Exclude the pictures; give every entry again exactly as written.
* START Data excerpts *
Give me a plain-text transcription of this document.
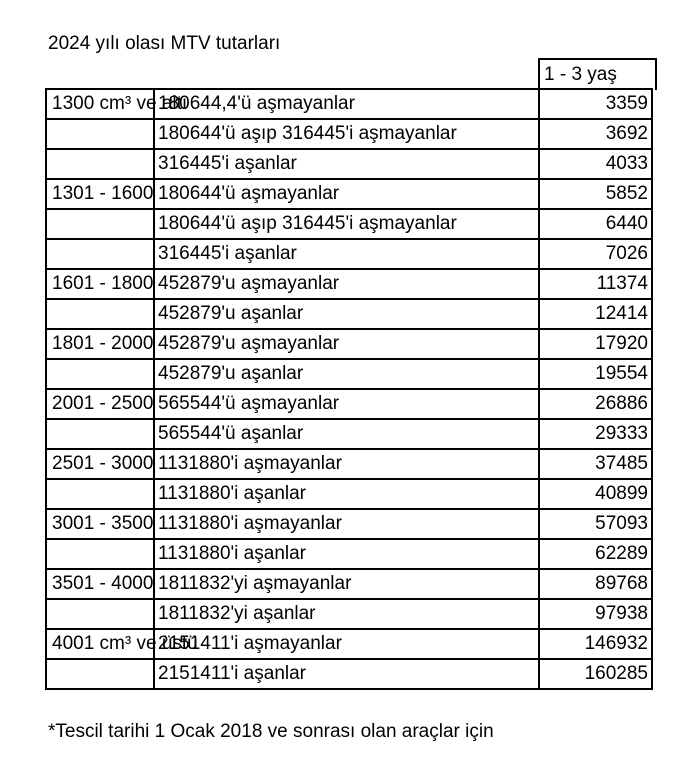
2024 yılı olası MTV tutarları
1 - 3 yaş
1300 cm³ ve altı	180644,4'ü aşmayanlar	3359
	180644'ü aşıp 316445'i aşmayanlar	3692
	316445'i aşanlar	4033
1301 - 1600	180644'ü aşmayanlar	5852
	180644'ü aşıp 316445'i aşmayanlar	6440
	316445'i aşanlar	7026
1601 - 1800	452879'u aşmayanlar	11374
	452879'u aşanlar	12414
1801 - 2000	452879'u aşmayanlar	17920
	452879'u aşanlar	19554
2001 - 2500	565544'ü aşmayanlar	26886
	565544'ü aşanlar	29333
2501 - 3000	1131880'i aşmayanlar	37485
	1131880'i aşanlar	40899
3001 - 3500	1131880'i aşmayanlar	57093
	1131880'i aşanlar	62289
3501 - 4000	1811832'yi aşmayanlar	89768
	1811832'yi aşanlar	97938
4001 cm³ ve üstü	2151411'i aşmayanlar	146932
	2151411'i aşanlar	160285
*Tescil tarihi 1 Ocak 2018 ve sonrası olan araçlar için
* END Data excerpts *
Completed exercise:
Give me a plain-text transcription of this document.
2024 yılı olası MTV tutarları
1 - 3 yaş
1300 cm³ ve altı	180644,4'ü aşmayanlar	3359
	180644'ü aşıp 316445'i aşmayanlar	3692
	316445'i aşanlar	4033
1301 - 1600	180644'ü aşmayanlar	5852
	180644'ü aşıp 316445'i aşmayanlar	6440
	316445'i aşanlar	7026
1601 - 1800	452879'u aşmayanlar	11374
	452879'u aşanlar	12414
1801 - 2000	452879'u aşmayanlar	17920
	452879'u aşanlar	19554
2001 - 2500	565544'ü aşmayanlar	26886
	565544'ü aşanlar	29333
2501 - 3000	1131880'i aşmayanlar	37485
	1131880'i aşanlar	40899
3001 - 3500	1131880'i aşmayanlar	57093
	1131880'i aşanlar	62289
3501 - 4000	1811832'yi aşmayanlar	89768
	1811832'yi aşanlar	97938
4001 cm³ ve üstü	2151411'i aşmayanlar	146932
	2151411'i aşanlar	160285
*Tescil tarihi 1 Ocak 2018 ve sonrası olan araçlar için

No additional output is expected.